>> Start

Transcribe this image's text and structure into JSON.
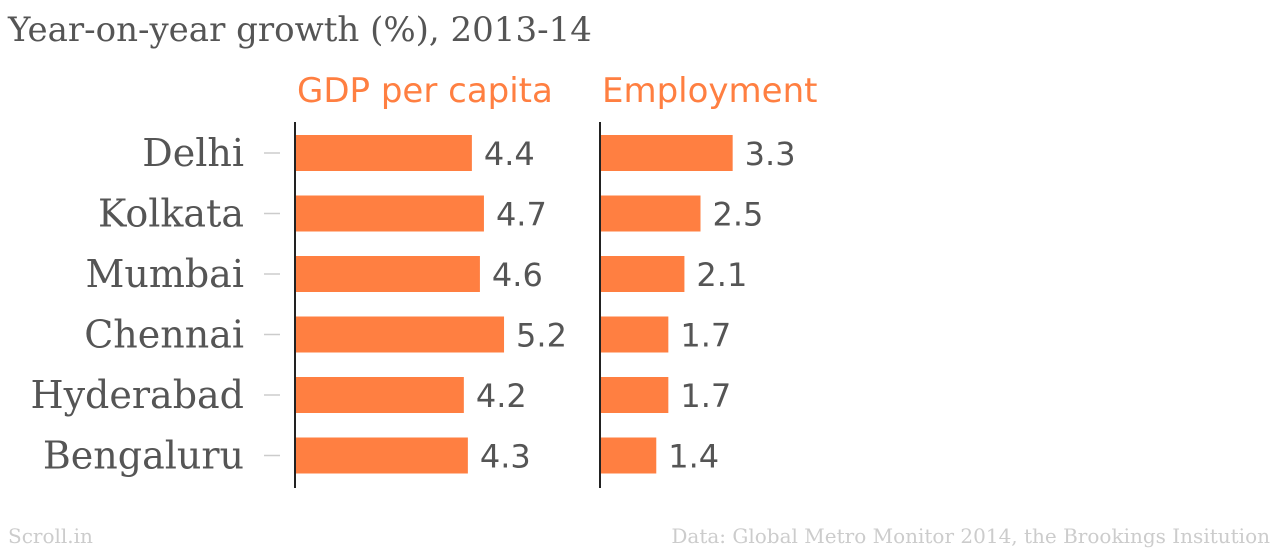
{
  "page": {
    "title": "Year-on-year growth (%), 2013-14",
    "source_left": "Scroll.in",
    "source_right": "Data: Global Metro Monitor 2014, the Brookings Insitution"
  },
  "colors": {
    "bar": "#ff7f41",
    "text": "#555555",
    "footer": "#cccccc",
    "axis": "#222222"
  },
  "chart_data": {
    "type": "bar",
    "orientation": "horizontal",
    "title": "Year-on-year growth (%), 2013-14",
    "categories": [
      "Delhi",
      "Kolkata",
      "Mumbai",
      "Chennai",
      "Hyderabad",
      "Bengaluru"
    ],
    "series": [
      {
        "name": "GDP per capita",
        "values": [
          4.4,
          4.7,
          4.6,
          5.2,
          4.2,
          4.3
        ]
      },
      {
        "name": "Employment",
        "values": [
          3.3,
          2.5,
          2.1,
          1.7,
          1.7,
          1.4
        ]
      }
    ],
    "legend": "none",
    "grid": false
  }
}
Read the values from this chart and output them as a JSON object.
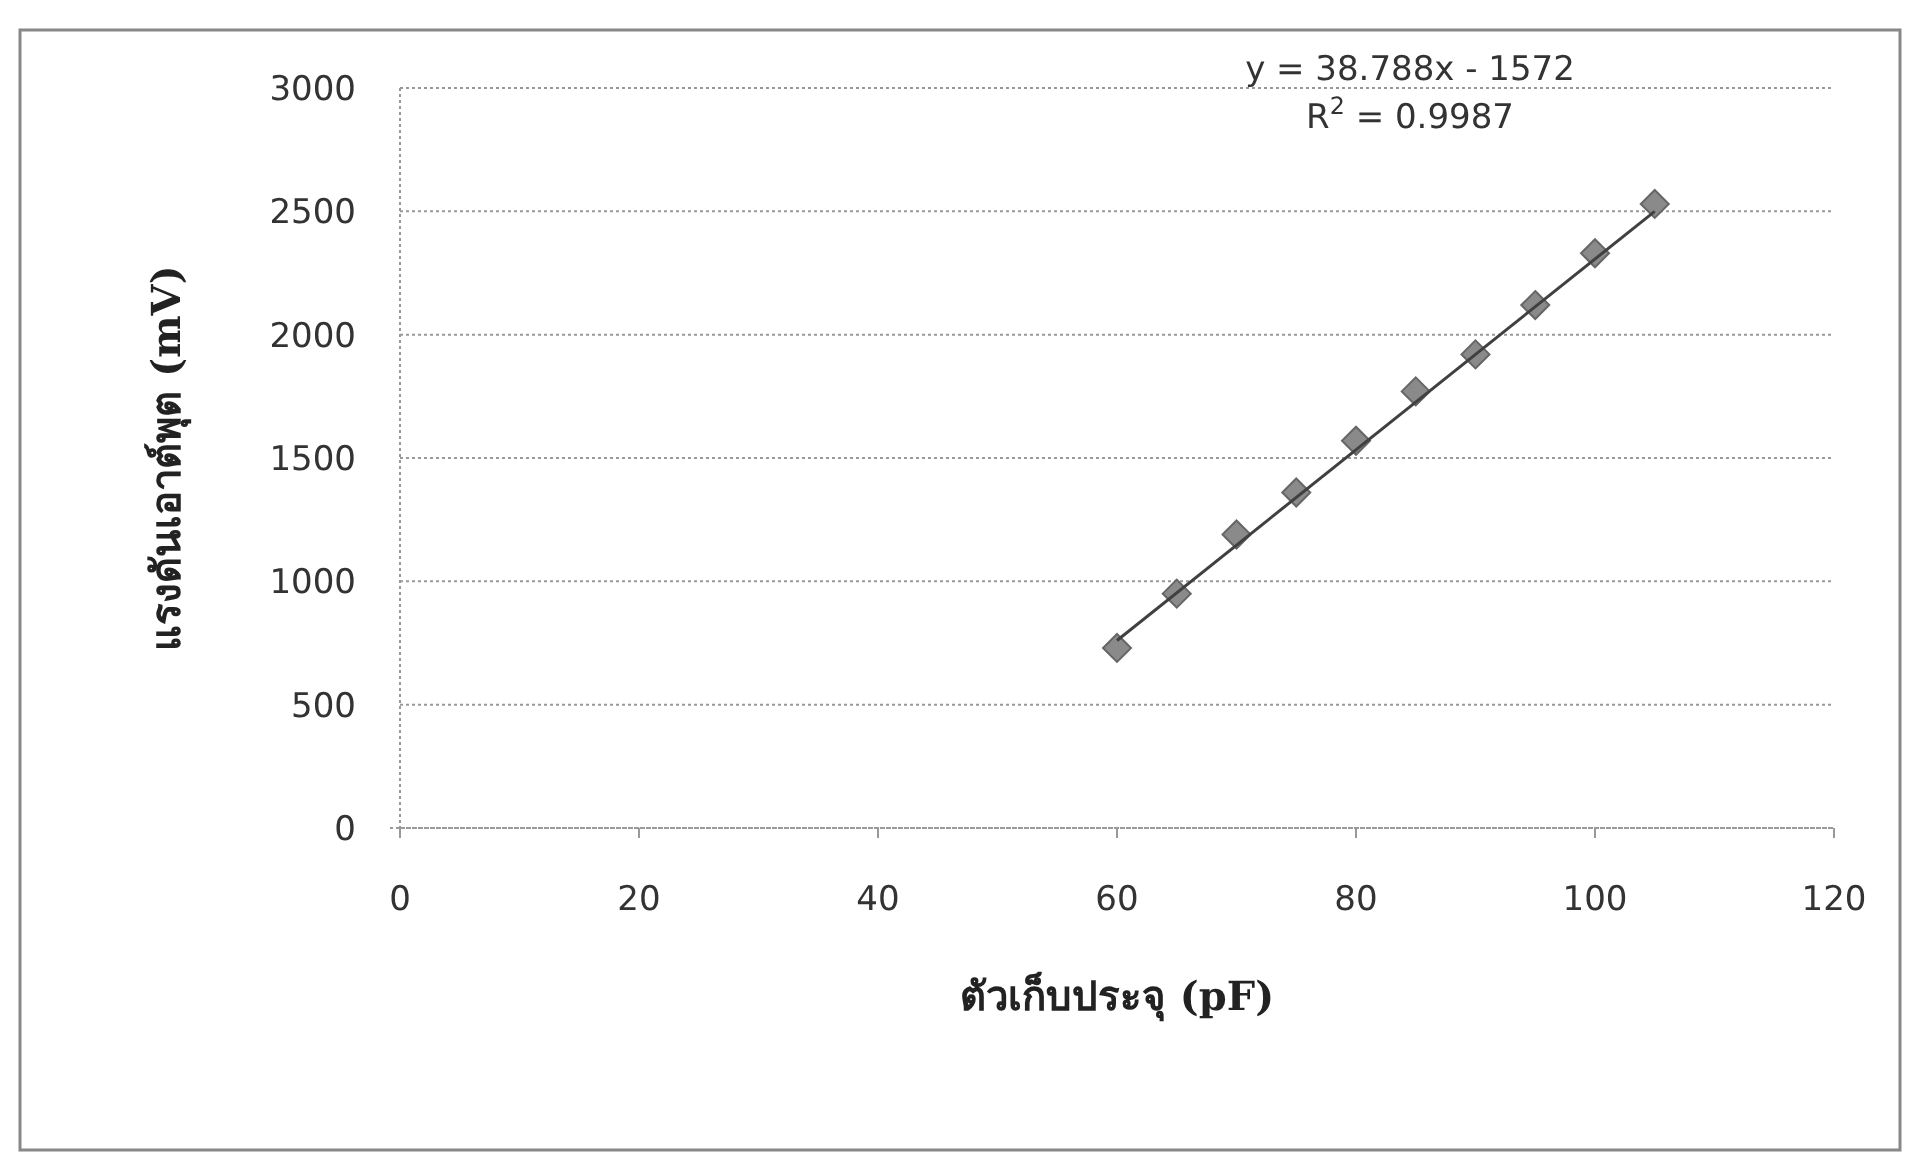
{
  "chart_data": {
    "type": "scatter",
    "xlabel": "ตัวเก็บประจุ (pF)",
    "ylabel": "แรงดันเอาต์พุต (mV)",
    "xlim": [
      0,
      120
    ],
    "ylim": [
      0,
      3000
    ],
    "xticks": [
      0,
      20,
      40,
      60,
      80,
      100,
      120
    ],
    "yticks": [
      0,
      500,
      1000,
      1500,
      2000,
      2500,
      3000
    ],
    "grid": "y",
    "annotations": [
      "y = 38.788x - 1572",
      "R$^{2}$ = 0.9987"
    ],
    "series": [
      {
        "color": "#8a8a8a",
        "marker": "diamond",
        "x": [
          60,
          65,
          70,
          75,
          80,
          85,
          90,
          95,
          100,
          105
        ],
        "values": [
          730,
          950,
          1190,
          1360,
          1570,
          1770,
          1920,
          2120,
          2330,
          2530
        ]
      },
      {
        "type": "line",
        "color": "#404040",
        "marker": "none",
        "x": [
          60,
          105
        ],
        "values": [
          760,
          2500
        ]
      }
    ]
  }
}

>> End

Problem:
In the lines above, find each one with "JSON" and list it.

Answer to the task:
Transcribe this image's text and structure into JSON.
Read the values from this chart and output them as a JSON object.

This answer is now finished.